Using the records below, give the number of lines where the word "kaptcha" appears, with no further output.
>> start Material for this task
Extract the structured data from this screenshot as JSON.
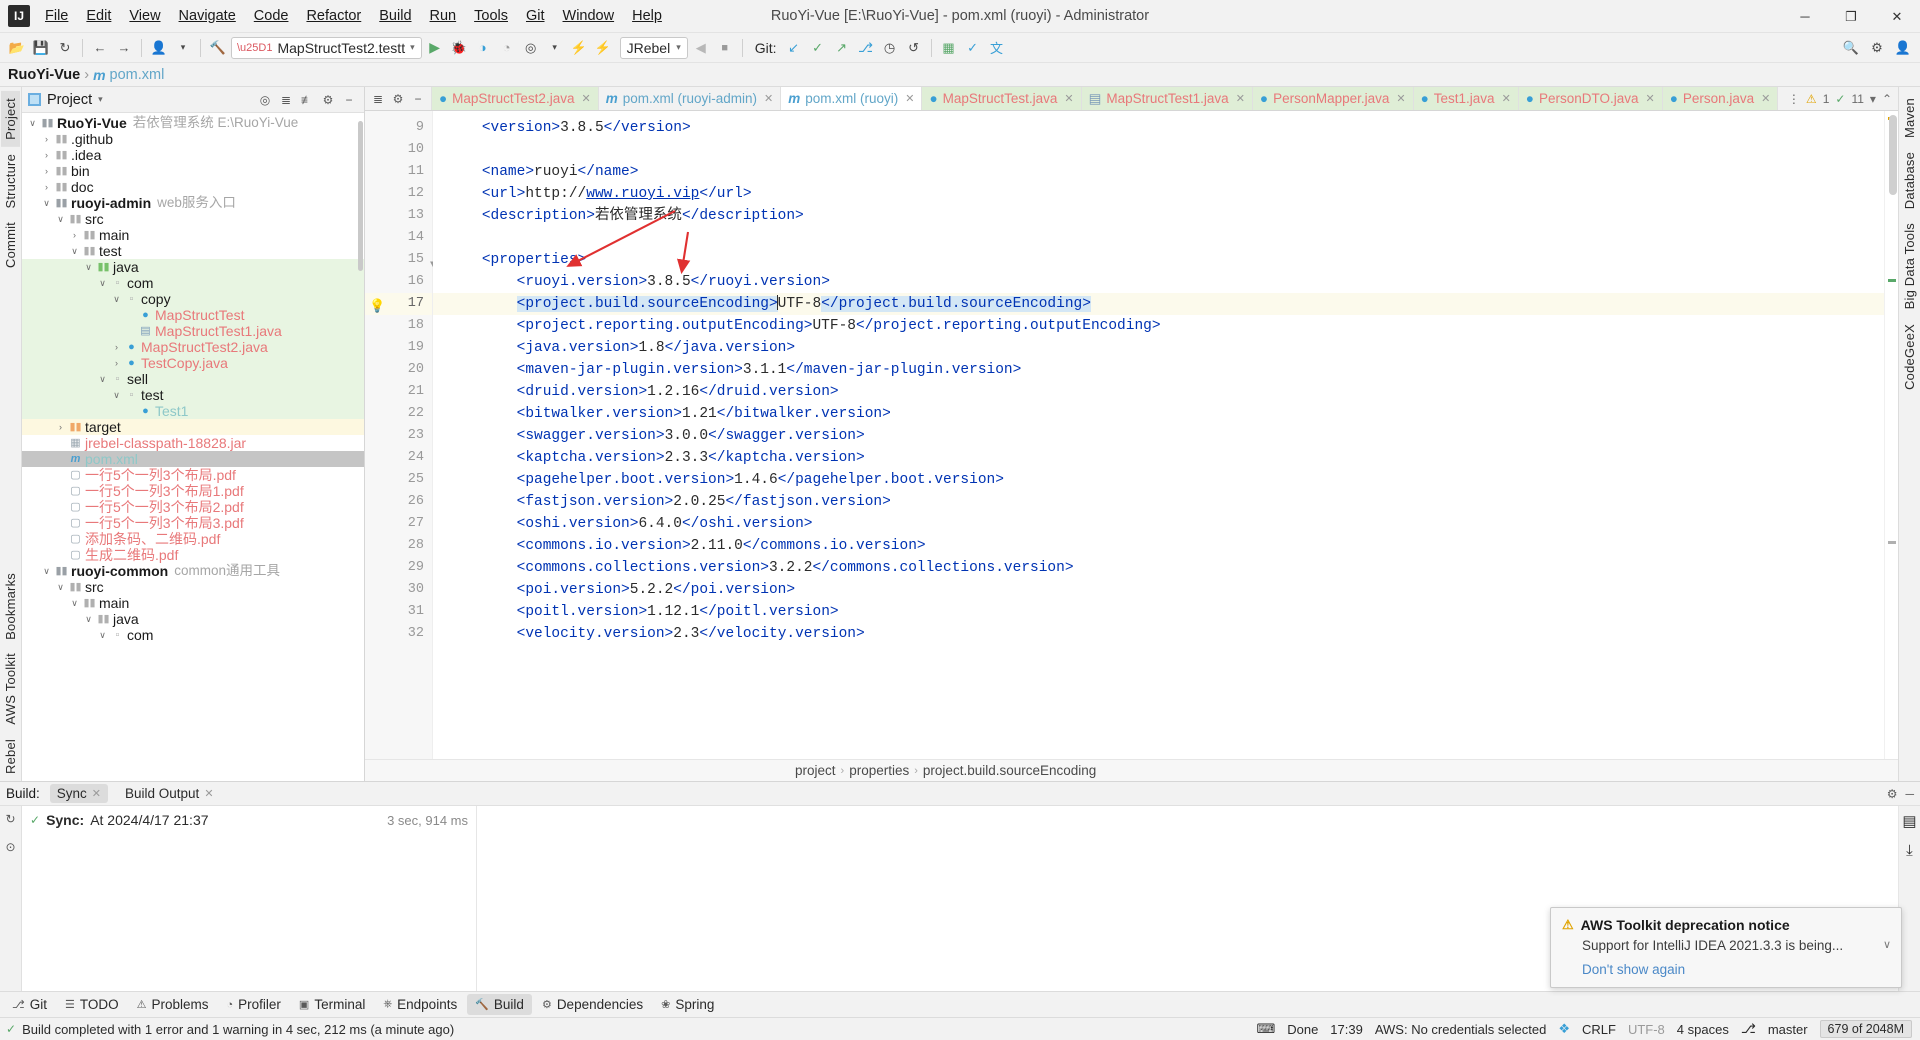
{
  "window": {
    "title": "RuoYi-Vue [E:\\RuoYi-Vue] - pom.xml (ruoyi) - Administrator",
    "minimize": "─",
    "maximize": "❐",
    "close": "✕",
    "logo": "IJ"
  },
  "menu": [
    {
      "label": "File"
    },
    {
      "label": "Edit"
    },
    {
      "label": "View"
    },
    {
      "label": "Navigate"
    },
    {
      "label": "Code"
    },
    {
      "label": "Refactor"
    },
    {
      "label": "Build"
    },
    {
      "label": "Run"
    },
    {
      "label": "Tools"
    },
    {
      "label": "Git"
    },
    {
      "label": "Window"
    },
    {
      "label": "Help"
    }
  ],
  "toolbar": {
    "open_icon": "📂",
    "save_icon": "💾",
    "sync_icon": "↻",
    "back_icon": "←",
    "forward_icon": "→",
    "profile_icon": "👤",
    "profile_caret": "▾",
    "build_icon": "🔨",
    "run_config": "MapStructTest2.testt",
    "run_config_caret": "▾",
    "run_icon": "▶",
    "debug_icon": "🐞",
    "run_coverage_icon": "◑",
    "profiler_icon": "◔",
    "attach_icon": "◎",
    "attach_caret": "▾",
    "jrebel_run_icon": "⚡",
    "jrebel_debug_icon": "⚡",
    "jrebel_label": "JRebel",
    "jrebel_caret": "▾",
    "stop_icon": "■",
    "hammer_icon": "◀",
    "git_label": "Git:",
    "git_update_icon": "↙",
    "git_commit_icon": "✓",
    "git_push_icon": "↗",
    "git_branch_icon": "⎇",
    "git_history_icon": "◷",
    "git_rollback_icon": "↺",
    "chart_icon": "▦",
    "check_circle_icon": "✓",
    "translate_icon": "文",
    "search_icon": "🔍",
    "settings_icon": "⚙",
    "account_icon": "👤"
  },
  "navbar": {
    "project": "RuoYi-Vue",
    "separator": "›",
    "file_icon": "m",
    "file": "pom.xml"
  },
  "left_rail": [
    {
      "label": "Project",
      "active": true
    },
    {
      "label": "Structure",
      "active": false
    },
    {
      "label": "Commit",
      "active": false
    },
    {
      "label": "Bookmarks",
      "active": false
    },
    {
      "label": "AWS Toolkit",
      "active": false
    },
    {
      "label": "Rebel",
      "active": false
    }
  ],
  "right_rail": [
    {
      "label": "Maven"
    },
    {
      "label": "Database"
    },
    {
      "label": "Big Data Tools"
    },
    {
      "label": "CodeGeeX"
    }
  ],
  "project_panel": {
    "title": "Project",
    "title_caret": "▾",
    "actions": [
      "target-icon",
      "expand-all-icon",
      "collapse-all-icon",
      "gear-icon",
      "hide-icon"
    ],
    "tree": [
      {
        "depth": 0,
        "arrow": "∨",
        "icon": "module",
        "label": "RuoYi-Vue",
        "bold": true,
        "sub": "若依管理系统   E:\\RuoYi-Vue",
        "color": "dark",
        "bg": "none"
      },
      {
        "depth": 1,
        "arrow": "›",
        "icon": "folder",
        "label": ".github",
        "color": "dark",
        "bg": "none"
      },
      {
        "depth": 1,
        "arrow": "›",
        "icon": "folder",
        "label": ".idea",
        "color": "dark",
        "bg": "none"
      },
      {
        "depth": 1,
        "arrow": "›",
        "icon": "folder",
        "label": "bin",
        "color": "dark",
        "bg": "none"
      },
      {
        "depth": 1,
        "arrow": "›",
        "icon": "folder",
        "label": "doc",
        "color": "dark",
        "bg": "none"
      },
      {
        "depth": 1,
        "arrow": "∨",
        "icon": "module",
        "label": "ruoyi-admin",
        "bold": true,
        "sub": "web服务入口",
        "color": "dark",
        "bg": "none"
      },
      {
        "depth": 2,
        "arrow": "∨",
        "icon": "folder",
        "label": "src",
        "color": "dark",
        "bg": "none"
      },
      {
        "depth": 3,
        "arrow": "›",
        "icon": "folder",
        "label": "main",
        "color": "dark",
        "bg": "none"
      },
      {
        "depth": 3,
        "arrow": "∨",
        "icon": "folder",
        "label": "test",
        "color": "dark",
        "bg": "none"
      },
      {
        "depth": 4,
        "arrow": "∨",
        "icon": "folder-green",
        "label": "java",
        "color": "dark",
        "bg": "green"
      },
      {
        "depth": 5,
        "arrow": "∨",
        "icon": "package",
        "label": "com",
        "color": "dark",
        "bg": "green"
      },
      {
        "depth": 6,
        "arrow": "∨",
        "icon": "package",
        "label": "copy",
        "color": "dark",
        "bg": "green"
      },
      {
        "depth": 7,
        "arrow": "",
        "icon": "class",
        "label": "MapStructTest",
        "color": "red",
        "bg": "green"
      },
      {
        "depth": 7,
        "arrow": "",
        "icon": "file-java",
        "label": "MapStructTest1.java",
        "color": "red",
        "bg": "green"
      },
      {
        "depth": 6,
        "arrow": "›",
        "icon": "class",
        "label": "MapStructTest2.java",
        "color": "red",
        "bg": "green"
      },
      {
        "depth": 6,
        "arrow": "›",
        "icon": "class",
        "label": "TestCopy.java",
        "color": "red",
        "bg": "green"
      },
      {
        "depth": 5,
        "arrow": "∨",
        "icon": "package",
        "label": "sell",
        "color": "dark",
        "bg": "green"
      },
      {
        "depth": 6,
        "arrow": "∨",
        "icon": "package",
        "label": "test",
        "color": "dark",
        "bg": "green"
      },
      {
        "depth": 7,
        "arrow": "",
        "icon": "class",
        "label": "Test1",
        "color": "teal",
        "bg": "green"
      },
      {
        "depth": 2,
        "arrow": "›",
        "icon": "folder-orange",
        "label": "target",
        "color": "dark",
        "bg": "yellow"
      },
      {
        "depth": 2,
        "arrow": "",
        "icon": "jar",
        "label": "jrebel-classpath-18828.jar",
        "color": "red",
        "bg": "none"
      },
      {
        "depth": 2,
        "arrow": "",
        "icon": "maven",
        "label": "pom.xml",
        "color": "teal",
        "bg": "selected"
      },
      {
        "depth": 2,
        "arrow": "",
        "icon": "pdf",
        "label": "一行5个一列3个布局.pdf",
        "color": "red",
        "bg": "none"
      },
      {
        "depth": 2,
        "arrow": "",
        "icon": "pdf",
        "label": "一行5个一列3个布局1.pdf",
        "color": "red",
        "bg": "none"
      },
      {
        "depth": 2,
        "arrow": "",
        "icon": "pdf",
        "label": "一行5个一列3个布局2.pdf",
        "color": "red",
        "bg": "none"
      },
      {
        "depth": 2,
        "arrow": "",
        "icon": "pdf",
        "label": "一行5个一列3个布局3.pdf",
        "color": "red",
        "bg": "none"
      },
      {
        "depth": 2,
        "arrow": "",
        "icon": "pdf",
        "label": "添加条码、二维码.pdf",
        "color": "red",
        "bg": "none"
      },
      {
        "depth": 2,
        "arrow": "",
        "icon": "pdf",
        "label": "生成二维码.pdf",
        "color": "red",
        "bg": "none"
      },
      {
        "depth": 1,
        "arrow": "∨",
        "icon": "module",
        "label": "ruoyi-common",
        "bold": true,
        "sub": "common通用工具",
        "color": "dark",
        "bg": "none"
      },
      {
        "depth": 2,
        "arrow": "∨",
        "icon": "folder",
        "label": "src",
        "color": "dark",
        "bg": "none"
      },
      {
        "depth": 3,
        "arrow": "∨",
        "icon": "folder",
        "label": "main",
        "color": "dark",
        "bg": "none"
      },
      {
        "depth": 4,
        "arrow": "∨",
        "icon": "folder",
        "label": "java",
        "color": "dark",
        "bg": "none"
      },
      {
        "depth": 5,
        "arrow": "∨",
        "icon": "package",
        "label": "com",
        "color": "dark",
        "bg": "none"
      }
    ]
  },
  "editor_tabs": [
    {
      "label": "MapStructTest2.java",
      "icon": "class",
      "style": "green",
      "close": "✕"
    },
    {
      "label": "pom.xml (ruoyi-admin)",
      "icon": "maven",
      "style": "plain",
      "close": "✕"
    },
    {
      "label": "pom.xml (ruoyi)",
      "icon": "maven",
      "style": "active",
      "close": "✕"
    },
    {
      "label": "MapStructTest.java",
      "icon": "class",
      "style": "green",
      "close": "✕"
    },
    {
      "label": "MapStructTest1.java",
      "icon": "file-java",
      "style": "green",
      "close": "✕"
    },
    {
      "label": "PersonMapper.java",
      "icon": "class",
      "style": "green",
      "close": "✕"
    },
    {
      "label": "Test1.java",
      "icon": "class",
      "style": "green",
      "close": "✕"
    },
    {
      "label": "PersonDTO.java",
      "icon": "class",
      "style": "green",
      "close": "✕"
    },
    {
      "label": "Person.java",
      "icon": "class",
      "style": "green",
      "close": "✕"
    }
  ],
  "editor_tabbar_right": {
    "more_icon": "⋮",
    "warning_count": "1",
    "warning_icon": "⚠",
    "check_count": "11",
    "check_icon": "✓",
    "caret_icon": "▾",
    "collapse_icon": "⌃"
  },
  "editor": {
    "first_line_number": 9,
    "current_line": 17,
    "bulb_icon": "💡",
    "lines": [
      {
        "n": 9,
        "indent": 2,
        "parts": [
          {
            "t": "tag",
            "v": "<version>"
          },
          {
            "t": "txt",
            "v": "3.8.5"
          },
          {
            "t": "tag",
            "v": "</version>"
          }
        ]
      },
      {
        "n": 10,
        "indent": 0,
        "parts": []
      },
      {
        "n": 11,
        "indent": 2,
        "parts": [
          {
            "t": "tag",
            "v": "<name>"
          },
          {
            "t": "txt",
            "v": "ruoyi"
          },
          {
            "t": "tag",
            "v": "</name>"
          }
        ]
      },
      {
        "n": 12,
        "indent": 2,
        "parts": [
          {
            "t": "tag",
            "v": "<url>"
          },
          {
            "t": "txt",
            "v": "http://"
          },
          {
            "t": "lnk",
            "v": "www.ruoyi.vip"
          },
          {
            "t": "tag",
            "v": "</url>"
          }
        ]
      },
      {
        "n": 13,
        "indent": 2,
        "parts": [
          {
            "t": "tag",
            "v": "<description>"
          },
          {
            "t": "txt",
            "v": "若依管理系统"
          },
          {
            "t": "tag",
            "v": "</description>"
          }
        ]
      },
      {
        "n": 14,
        "indent": 0,
        "parts": []
      },
      {
        "n": 15,
        "indent": 2,
        "parts": [
          {
            "t": "tag",
            "v": "<properties>"
          }
        ]
      },
      {
        "n": 16,
        "indent": 4,
        "parts": [
          {
            "t": "tag",
            "v": "<ruoyi.version>"
          },
          {
            "t": "txt",
            "v": "3.8.5"
          },
          {
            "t": "tag",
            "v": "</ruoyi.version>"
          }
        ]
      },
      {
        "n": 17,
        "indent": 4,
        "current": true,
        "parts": [
          {
            "t": "hl-tag",
            "v": "<project.build.sourceEncoding>"
          },
          {
            "t": "caret",
            "v": ""
          },
          {
            "t": "txt",
            "v": "UTF-8"
          },
          {
            "t": "hl-tag",
            "v": "</project.build.sourceEncoding>"
          }
        ]
      },
      {
        "n": 18,
        "indent": 4,
        "parts": [
          {
            "t": "tag",
            "v": "<project.reporting.outputEncoding>"
          },
          {
            "t": "txt",
            "v": "UTF-8"
          },
          {
            "t": "tag",
            "v": "</project.reporting.outputEncoding>"
          }
        ]
      },
      {
        "n": 19,
        "indent": 4,
        "parts": [
          {
            "t": "tag",
            "v": "<java.version>"
          },
          {
            "t": "txt",
            "v": "1.8"
          },
          {
            "t": "tag",
            "v": "</java.version>"
          }
        ]
      },
      {
        "n": 20,
        "indent": 4,
        "parts": [
          {
            "t": "tag",
            "v": "<maven-jar-plugin.version>"
          },
          {
            "t": "txt",
            "v": "3.1.1"
          },
          {
            "t": "tag",
            "v": "</maven-jar-plugin.version>"
          }
        ]
      },
      {
        "n": 21,
        "indent": 4,
        "parts": [
          {
            "t": "tag",
            "v": "<druid.version>"
          },
          {
            "t": "txt",
            "v": "1.2.16"
          },
          {
            "t": "tag",
            "v": "</druid.version>"
          }
        ]
      },
      {
        "n": 22,
        "indent": 4,
        "parts": [
          {
            "t": "tag",
            "v": "<bitwalker.version>"
          },
          {
            "t": "txt",
            "v": "1.21"
          },
          {
            "t": "tag",
            "v": "</bitwalker.version>"
          }
        ]
      },
      {
        "n": 23,
        "indent": 4,
        "parts": [
          {
            "t": "tag",
            "v": "<swagger.version>"
          },
          {
            "t": "txt",
            "v": "3.0.0"
          },
          {
            "t": "tag",
            "v": "</swagger.version>"
          }
        ]
      },
      {
        "n": 24,
        "indent": 4,
        "parts": [
          {
            "t": "tag",
            "v": "<kaptcha.version>"
          },
          {
            "t": "txt",
            "v": "2.3.3"
          },
          {
            "t": "tag",
            "v": "</kaptcha.version>"
          }
        ]
      },
      {
        "n": 25,
        "indent": 4,
        "parts": [
          {
            "t": "tag",
            "v": "<pagehelper.boot.version>"
          },
          {
            "t": "txt",
            "v": "1.4.6"
          },
          {
            "t": "tag",
            "v": "</pagehelper.boot.version>"
          }
        ]
      },
      {
        "n": 26,
        "indent": 4,
        "parts": [
          {
            "t": "tag",
            "v": "<fastjson.version>"
          },
          {
            "t": "txt",
            "v": "2.0.25"
          },
          {
            "t": "tag",
            "v": "</fastjson.version>"
          }
        ]
      },
      {
        "n": 27,
        "indent": 4,
        "parts": [
          {
            "t": "tag",
            "v": "<oshi.version>"
          },
          {
            "t": "txt",
            "v": "6.4.0"
          },
          {
            "t": "tag",
            "v": "</oshi.version>"
          }
        ]
      },
      {
        "n": 28,
        "indent": 4,
        "parts": [
          {
            "t": "tag",
            "v": "<commons.io.version>"
          },
          {
            "t": "txt",
            "v": "2.11.0"
          },
          {
            "t": "tag",
            "v": "</commons.io.version>"
          }
        ]
      },
      {
        "n": 29,
        "indent": 4,
        "parts": [
          {
            "t": "tag",
            "v": "<commons.collections.version>"
          },
          {
            "t": "txt",
            "v": "3.2.2"
          },
          {
            "t": "tag",
            "v": "</commons.collections.version>"
          }
        ]
      },
      {
        "n": 30,
        "indent": 4,
        "parts": [
          {
            "t": "tag",
            "v": "<poi.version>"
          },
          {
            "t": "txt",
            "v": "5.2.2"
          },
          {
            "t": "tag",
            "v": "</poi.version>"
          }
        ]
      },
      {
        "n": 31,
        "indent": 4,
        "parts": [
          {
            "t": "tag",
            "v": "<poitl.version>"
          },
          {
            "t": "txt",
            "v": "1.12.1"
          },
          {
            "t": "tag",
            "v": "</poitl.version>"
          }
        ]
      },
      {
        "n": 32,
        "indent": 4,
        "parts": [
          {
            "t": "tag",
            "v": "<velocity.version>"
          },
          {
            "t": "txt",
            "v": "2.3"
          },
          {
            "t": "tag",
            "v": "</velocity.version>"
          }
        ]
      }
    ]
  },
  "editor_breadcrumb": [
    "project",
    "properties",
    "project.build.sourceEncoding"
  ],
  "build": {
    "title": "Build:",
    "tabs": [
      {
        "label": "Sync",
        "active": true,
        "close": "✕"
      },
      {
        "label": "Build Output",
        "active": false,
        "close": "✕"
      }
    ],
    "gear_icon": "⚙",
    "hide_icon": "─",
    "sync_label": "Sync:",
    "sync_status": "At 2024/4/17 21:37",
    "sync_duration": "3 sec, 914 ms",
    "rail_icons": [
      "↻",
      "⊙"
    ],
    "right_rail_icons": [
      "▤",
      "⤓"
    ]
  },
  "notification": {
    "warn_icon": "⚠",
    "title": "AWS Toolkit deprecation notice",
    "body": "Support for IntelliJ IDEA 2021.3.3 is being...",
    "link": "Don't show again",
    "chevron": "∨"
  },
  "bottom_tabs": [
    {
      "label": "Git",
      "icon": "⎇",
      "active": false
    },
    {
      "label": "TODO",
      "icon": "☰",
      "active": false
    },
    {
      "label": "Problems",
      "icon": "⚠",
      "active": false
    },
    {
      "label": "Profiler",
      "icon": "◔",
      "active": false
    },
    {
      "label": "Terminal",
      "icon": "▣",
      "active": false
    },
    {
      "label": "Endpoints",
      "icon": "⎈",
      "active": false
    },
    {
      "label": "Build",
      "icon": "🔨",
      "active": true
    },
    {
      "label": "Dependencies",
      "icon": "⚙",
      "active": false
    },
    {
      "label": "Spring",
      "icon": "❀",
      "active": false
    }
  ],
  "statusbar": {
    "ok_icon": "✓",
    "message": "Build completed with 1 error and 1 warning in 4 sec, 212 ms (a minute ago)",
    "tools_icon": "⌨",
    "done": "Done",
    "time": "17:39",
    "aws": "AWS: No credentials selected",
    "puzzle_icon": "❖",
    "line_ending": "CRLF",
    "encoding": "UTF-8",
    "indent": "4 spaces",
    "branch_icon": "⎇",
    "branch": "master",
    "memory": "679 of 2048M"
  }
}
>> end Material for this task
**Complete answer:**
2